Oscar Micheaux

Oscar Micheaux est un réalisateur, producteur, scénariste, acteur et écrivain américain, de son nom complet Oscar Devereaux Micheaux, né à Metropolis (Illinois) le , décédé d'un arrêt cardiaque à Charlotte (Caroline du Nord) le .

Poster publicitaire pour le film Lying Lips (1939)

Il est considéré comme le père du cinéma afro-américain.

Biographie

Jeunesse et formation

Oscar Micheaux[1], [2] est le fils de Calvin Swan Micheaux, un fermier, et de Belie (Washingham) Michaux[3], une institutrice[4], il est le cinquième[3] de leur treize - ou onze enfants, les sources divergent - enfants[5]. Après ses études secondaires à la Great Bend High School (en), il occupe différents emplois.

Inspiré par Booker T. Washington[6] qui prône l'indépendance économique vis-à-vis de la société « blanche », en 1904, il achète une ferme près de Gregory dans le Dakota du Sud[4] qu'il commence à exploiter en 1905[7].

Carrière professionnelle

Auteur de sept romans (entre 1913 et 1947), ainsi que de nouvelles, en 1913 il publie son premier livre The Conquest[8] qui est suivi de The Forged Note en 1915, puis de The Homesteader en 1917, sorte de trilogie racontant la vie de jeunes ruraux afro-américains dans le monde blanc du Dakota du Sud[9]. Pour garder le contrôle de la diffusion de ses œuvres littéraires, il crée une maison d’édition, la Western Book Supply Company[10].

Oscar Micheaux est surtout reconnu comme un pionnier du cinéma américain. La sortie en 1915 de Naissance d'une nation, choque la communauté noire et plus généralement les défenseurs des droits civiques. Certains cherchent une réplique, c'est ainsi qu'il est contacté par la Lincoln Motion Picture Company (en)[9] fondée en 1916 par les frères Noble, la première société de production cinématographique "black"[11], leur souhait est de réaliser une adaptation de son roman The Homesteader . Oscar Micheaux refuse, comme pour ses romans, il tient à garder le contrôle. C'est ainsi qu'il emménage à Chicago en 1919, pour créer sa propre compagnie de production, au sein de laquelle il réalise le premier film afro-américain la même année, The Homesteader[12] (réputé perdu à ce jour). C'est par ce film, tourné et produit par lui qu'il est considéré comme le père du cinéma afro-américain[13].
┄┄┄┄┄┄┄┄┄┄┄┄┄┄┄┄┄┄┄┄
Exercice A: Pouvez-vous restituer mot pour mot le passage de la biographie d'Oscar Micheaux qui va de « Jeunesse et formation » jusqu'à « exploiter en 1905[7]. » ?
Le texte et les enregistrements n'ont pas la même provenance.

[Entrées de boîtes englobantes]
┄┄┄┄┄┄┄┄┄┄┄┄┄┄┄┄┄┄┄┄
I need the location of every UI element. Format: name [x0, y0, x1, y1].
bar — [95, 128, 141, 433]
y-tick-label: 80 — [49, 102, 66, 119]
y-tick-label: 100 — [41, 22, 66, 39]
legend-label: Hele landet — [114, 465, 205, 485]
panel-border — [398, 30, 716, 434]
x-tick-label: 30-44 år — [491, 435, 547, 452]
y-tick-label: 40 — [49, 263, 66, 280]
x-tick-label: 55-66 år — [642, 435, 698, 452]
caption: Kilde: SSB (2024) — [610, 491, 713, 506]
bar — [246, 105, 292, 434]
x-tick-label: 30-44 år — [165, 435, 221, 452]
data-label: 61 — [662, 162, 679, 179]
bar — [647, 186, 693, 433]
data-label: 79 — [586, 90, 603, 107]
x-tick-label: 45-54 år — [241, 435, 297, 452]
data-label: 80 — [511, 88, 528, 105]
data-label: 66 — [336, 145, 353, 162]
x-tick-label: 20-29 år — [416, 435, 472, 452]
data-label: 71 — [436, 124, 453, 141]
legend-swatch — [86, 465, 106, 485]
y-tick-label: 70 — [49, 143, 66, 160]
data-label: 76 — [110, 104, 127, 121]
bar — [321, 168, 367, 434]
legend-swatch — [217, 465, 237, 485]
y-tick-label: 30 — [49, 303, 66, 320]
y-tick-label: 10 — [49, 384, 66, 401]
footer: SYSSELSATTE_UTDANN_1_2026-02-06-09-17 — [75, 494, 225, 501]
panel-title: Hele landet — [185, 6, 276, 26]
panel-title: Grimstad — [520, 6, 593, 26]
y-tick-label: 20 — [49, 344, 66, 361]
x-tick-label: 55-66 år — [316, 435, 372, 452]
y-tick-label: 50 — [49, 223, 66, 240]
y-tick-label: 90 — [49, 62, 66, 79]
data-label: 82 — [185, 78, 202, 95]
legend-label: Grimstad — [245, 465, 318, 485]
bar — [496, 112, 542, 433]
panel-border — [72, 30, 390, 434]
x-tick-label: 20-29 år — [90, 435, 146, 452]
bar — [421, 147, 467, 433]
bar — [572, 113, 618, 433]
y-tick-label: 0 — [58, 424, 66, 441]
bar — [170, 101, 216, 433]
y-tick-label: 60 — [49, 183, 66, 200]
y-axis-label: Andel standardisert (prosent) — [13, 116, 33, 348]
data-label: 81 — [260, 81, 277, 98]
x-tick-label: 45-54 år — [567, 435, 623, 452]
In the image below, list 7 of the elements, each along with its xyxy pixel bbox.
┄┄┄┄┄┄┄┄┄┄┄┄┄┄┄┄┄┄┄┄
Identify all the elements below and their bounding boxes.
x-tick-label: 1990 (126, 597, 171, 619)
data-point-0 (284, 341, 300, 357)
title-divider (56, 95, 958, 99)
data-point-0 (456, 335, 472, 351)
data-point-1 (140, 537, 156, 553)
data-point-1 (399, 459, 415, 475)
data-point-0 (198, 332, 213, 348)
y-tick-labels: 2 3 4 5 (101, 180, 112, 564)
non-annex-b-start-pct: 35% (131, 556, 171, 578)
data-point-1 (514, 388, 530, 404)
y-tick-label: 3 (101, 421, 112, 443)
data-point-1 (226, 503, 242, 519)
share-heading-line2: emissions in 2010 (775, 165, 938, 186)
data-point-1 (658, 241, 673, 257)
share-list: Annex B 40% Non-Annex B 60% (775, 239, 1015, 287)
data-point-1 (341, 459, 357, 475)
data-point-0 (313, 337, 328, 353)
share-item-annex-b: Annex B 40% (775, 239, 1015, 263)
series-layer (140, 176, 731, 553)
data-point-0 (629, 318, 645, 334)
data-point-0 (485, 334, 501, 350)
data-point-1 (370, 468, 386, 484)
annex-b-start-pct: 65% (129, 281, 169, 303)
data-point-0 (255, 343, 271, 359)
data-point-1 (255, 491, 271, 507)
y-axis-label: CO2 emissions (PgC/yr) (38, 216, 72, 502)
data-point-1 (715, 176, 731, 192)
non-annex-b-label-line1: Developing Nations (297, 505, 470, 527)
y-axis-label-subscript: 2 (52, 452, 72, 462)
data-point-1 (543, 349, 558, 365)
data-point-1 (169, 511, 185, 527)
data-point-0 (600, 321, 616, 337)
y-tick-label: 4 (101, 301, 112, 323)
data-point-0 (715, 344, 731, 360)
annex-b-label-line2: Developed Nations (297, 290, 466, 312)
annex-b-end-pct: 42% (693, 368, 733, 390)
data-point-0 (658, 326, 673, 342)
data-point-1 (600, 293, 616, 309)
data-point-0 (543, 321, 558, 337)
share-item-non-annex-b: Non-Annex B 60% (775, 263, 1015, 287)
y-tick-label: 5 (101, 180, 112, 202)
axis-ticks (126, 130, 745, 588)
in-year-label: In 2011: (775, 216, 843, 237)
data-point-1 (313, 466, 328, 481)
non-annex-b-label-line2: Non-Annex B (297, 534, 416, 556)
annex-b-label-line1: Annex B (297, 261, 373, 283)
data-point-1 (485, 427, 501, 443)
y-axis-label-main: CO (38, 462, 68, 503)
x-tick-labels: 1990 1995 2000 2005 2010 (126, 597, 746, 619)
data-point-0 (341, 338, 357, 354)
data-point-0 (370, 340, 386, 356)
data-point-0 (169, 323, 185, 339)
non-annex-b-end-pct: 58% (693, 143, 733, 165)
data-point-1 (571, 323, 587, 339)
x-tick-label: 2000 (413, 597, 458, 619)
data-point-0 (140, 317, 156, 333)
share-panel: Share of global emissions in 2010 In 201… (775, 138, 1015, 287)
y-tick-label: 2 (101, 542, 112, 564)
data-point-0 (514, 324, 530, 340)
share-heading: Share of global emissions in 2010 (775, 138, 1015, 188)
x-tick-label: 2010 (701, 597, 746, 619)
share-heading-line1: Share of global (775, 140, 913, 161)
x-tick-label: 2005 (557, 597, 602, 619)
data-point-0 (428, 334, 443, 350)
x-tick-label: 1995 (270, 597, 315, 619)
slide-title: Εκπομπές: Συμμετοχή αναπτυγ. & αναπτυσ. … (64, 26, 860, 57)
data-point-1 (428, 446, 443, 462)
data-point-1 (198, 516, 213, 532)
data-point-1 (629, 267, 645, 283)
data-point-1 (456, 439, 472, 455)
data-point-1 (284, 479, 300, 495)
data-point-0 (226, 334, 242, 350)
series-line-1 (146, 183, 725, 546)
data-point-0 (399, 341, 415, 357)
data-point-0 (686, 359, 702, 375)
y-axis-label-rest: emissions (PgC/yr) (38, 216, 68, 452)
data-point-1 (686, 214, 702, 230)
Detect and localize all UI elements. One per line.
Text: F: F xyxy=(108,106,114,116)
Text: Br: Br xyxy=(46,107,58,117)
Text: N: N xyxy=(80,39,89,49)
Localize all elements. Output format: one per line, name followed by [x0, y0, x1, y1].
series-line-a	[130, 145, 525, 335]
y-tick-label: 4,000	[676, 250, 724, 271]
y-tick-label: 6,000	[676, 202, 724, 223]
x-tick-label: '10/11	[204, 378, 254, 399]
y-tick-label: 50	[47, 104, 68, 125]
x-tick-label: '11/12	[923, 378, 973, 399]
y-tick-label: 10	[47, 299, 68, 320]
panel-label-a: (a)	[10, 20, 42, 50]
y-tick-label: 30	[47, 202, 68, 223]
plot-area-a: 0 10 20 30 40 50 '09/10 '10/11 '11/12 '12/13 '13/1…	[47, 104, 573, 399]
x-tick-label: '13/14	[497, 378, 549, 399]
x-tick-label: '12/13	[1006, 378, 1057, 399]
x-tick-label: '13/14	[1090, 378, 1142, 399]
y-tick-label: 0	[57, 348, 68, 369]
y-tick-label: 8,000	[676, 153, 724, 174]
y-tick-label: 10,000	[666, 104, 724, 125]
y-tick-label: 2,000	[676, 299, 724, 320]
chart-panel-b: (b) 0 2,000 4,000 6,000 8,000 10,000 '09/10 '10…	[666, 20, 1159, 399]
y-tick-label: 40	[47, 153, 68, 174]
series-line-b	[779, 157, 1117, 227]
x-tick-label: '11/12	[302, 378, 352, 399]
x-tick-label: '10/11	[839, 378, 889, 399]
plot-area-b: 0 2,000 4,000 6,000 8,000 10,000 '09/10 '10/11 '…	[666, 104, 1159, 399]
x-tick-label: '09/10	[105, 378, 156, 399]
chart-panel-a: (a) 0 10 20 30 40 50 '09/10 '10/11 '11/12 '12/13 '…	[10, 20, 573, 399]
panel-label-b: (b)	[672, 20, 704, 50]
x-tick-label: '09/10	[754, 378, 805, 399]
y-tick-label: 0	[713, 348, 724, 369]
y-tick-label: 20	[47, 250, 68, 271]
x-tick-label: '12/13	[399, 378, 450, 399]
┄┄┄┄┄┄┄┄┄┄┄┄┄┄┄┄┄┄┄┄
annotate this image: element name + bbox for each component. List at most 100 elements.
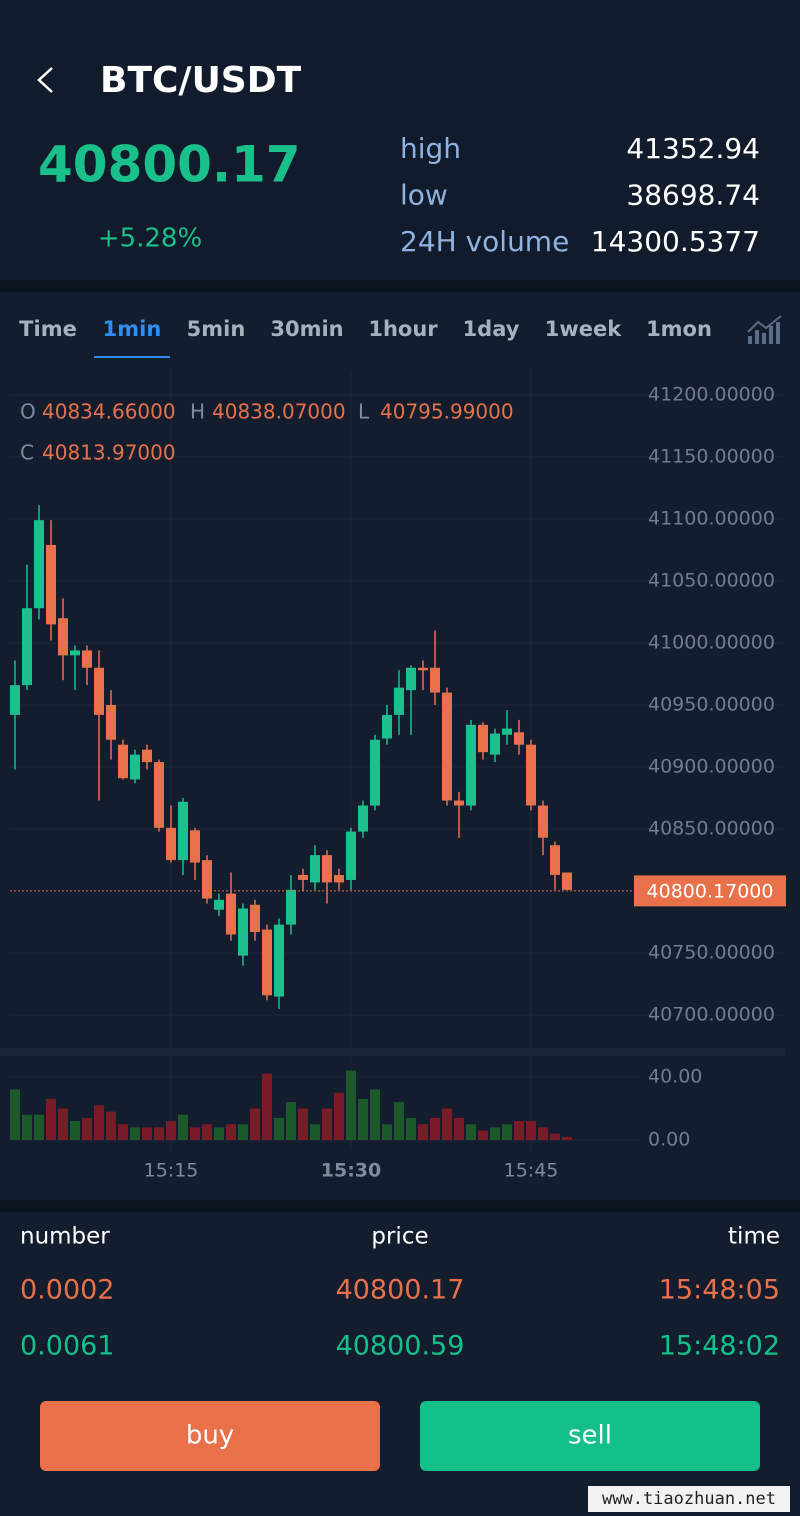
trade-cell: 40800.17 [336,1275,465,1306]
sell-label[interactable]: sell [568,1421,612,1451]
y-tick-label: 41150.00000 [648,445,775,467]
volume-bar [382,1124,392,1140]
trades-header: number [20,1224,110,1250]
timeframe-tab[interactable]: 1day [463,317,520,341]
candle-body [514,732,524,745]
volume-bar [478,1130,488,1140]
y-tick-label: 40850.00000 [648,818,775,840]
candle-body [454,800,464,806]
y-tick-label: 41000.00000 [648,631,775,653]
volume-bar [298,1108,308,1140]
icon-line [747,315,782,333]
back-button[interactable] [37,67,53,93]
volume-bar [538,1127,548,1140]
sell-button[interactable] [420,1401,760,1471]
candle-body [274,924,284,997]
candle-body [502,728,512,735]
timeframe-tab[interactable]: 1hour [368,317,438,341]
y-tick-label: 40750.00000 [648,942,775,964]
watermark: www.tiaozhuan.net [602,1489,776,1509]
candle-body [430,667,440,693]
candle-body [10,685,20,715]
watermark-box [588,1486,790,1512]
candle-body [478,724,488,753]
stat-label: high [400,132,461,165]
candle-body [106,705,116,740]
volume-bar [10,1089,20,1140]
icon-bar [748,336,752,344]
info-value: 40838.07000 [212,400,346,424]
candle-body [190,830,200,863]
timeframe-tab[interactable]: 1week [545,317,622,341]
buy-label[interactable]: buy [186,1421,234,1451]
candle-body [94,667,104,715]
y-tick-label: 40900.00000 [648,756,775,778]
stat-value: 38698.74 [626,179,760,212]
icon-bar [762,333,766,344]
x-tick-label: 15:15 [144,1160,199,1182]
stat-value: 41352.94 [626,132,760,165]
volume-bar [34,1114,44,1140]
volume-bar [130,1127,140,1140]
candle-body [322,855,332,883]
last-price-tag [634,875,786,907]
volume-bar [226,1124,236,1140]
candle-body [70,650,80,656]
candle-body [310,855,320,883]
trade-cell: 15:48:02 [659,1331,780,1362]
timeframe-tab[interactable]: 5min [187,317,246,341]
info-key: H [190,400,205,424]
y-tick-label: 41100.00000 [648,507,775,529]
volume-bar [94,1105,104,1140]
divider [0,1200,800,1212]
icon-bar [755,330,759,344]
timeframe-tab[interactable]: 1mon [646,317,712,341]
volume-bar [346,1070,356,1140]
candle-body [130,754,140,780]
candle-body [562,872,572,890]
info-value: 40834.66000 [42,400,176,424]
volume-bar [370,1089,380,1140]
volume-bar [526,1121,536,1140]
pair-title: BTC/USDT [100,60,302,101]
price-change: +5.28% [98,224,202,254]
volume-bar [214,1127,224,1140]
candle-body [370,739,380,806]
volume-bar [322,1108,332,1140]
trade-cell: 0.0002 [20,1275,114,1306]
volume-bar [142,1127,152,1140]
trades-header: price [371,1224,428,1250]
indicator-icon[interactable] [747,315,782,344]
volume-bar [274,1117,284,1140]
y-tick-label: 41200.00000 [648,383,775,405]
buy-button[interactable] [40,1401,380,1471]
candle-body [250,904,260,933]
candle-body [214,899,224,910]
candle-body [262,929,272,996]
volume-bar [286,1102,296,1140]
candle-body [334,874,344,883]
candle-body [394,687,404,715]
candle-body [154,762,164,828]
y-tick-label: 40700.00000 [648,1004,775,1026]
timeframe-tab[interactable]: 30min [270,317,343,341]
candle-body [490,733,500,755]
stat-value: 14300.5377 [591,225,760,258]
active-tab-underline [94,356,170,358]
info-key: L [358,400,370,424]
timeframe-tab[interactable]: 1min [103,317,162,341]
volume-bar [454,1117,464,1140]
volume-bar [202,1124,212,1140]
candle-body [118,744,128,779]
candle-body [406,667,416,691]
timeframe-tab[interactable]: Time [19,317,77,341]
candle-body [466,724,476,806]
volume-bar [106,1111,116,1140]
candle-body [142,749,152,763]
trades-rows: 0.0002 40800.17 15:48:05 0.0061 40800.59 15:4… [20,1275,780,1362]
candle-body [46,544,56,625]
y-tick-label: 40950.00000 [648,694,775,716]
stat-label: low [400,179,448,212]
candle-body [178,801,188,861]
┄┄┄┄┄┄┄┄┄┄┄┄┄┄┄┄┄┄┄┄
Exercice B: Quelles lignes des enregistrements contiennent la chaîne « below » ? Recopiez chacune d'elles, sachant que la casse compte.

Réponse rédigée A:
Jeunesse et formation

Oscar Micheaux[1], [2] est le fils de Calvin Swan Micheaux, un fermier, et de Belie (Washingham) Michaux[3], une institutrice[4], il est le cinquième[3] de leur treize - ou onze enfants, les sources divergent - enfants[5]. Après ses études secondaires à la Great Bend High School (en), il occupe différents emplois.

Inspiré par Booker T. Washington[6] qui prône l'indépendance économique vis-à-vis de la société « blanche », en 1904, il achète une ferme près de Gregory dans le Dakota du Sud[4] qu'il commence à exploiter en 1905[7].

Réponse rédigée B:
In the image below, list 7 of the elements, each along with its xyxy pixel bbox.
Identify all the elements below and their bounding boxes.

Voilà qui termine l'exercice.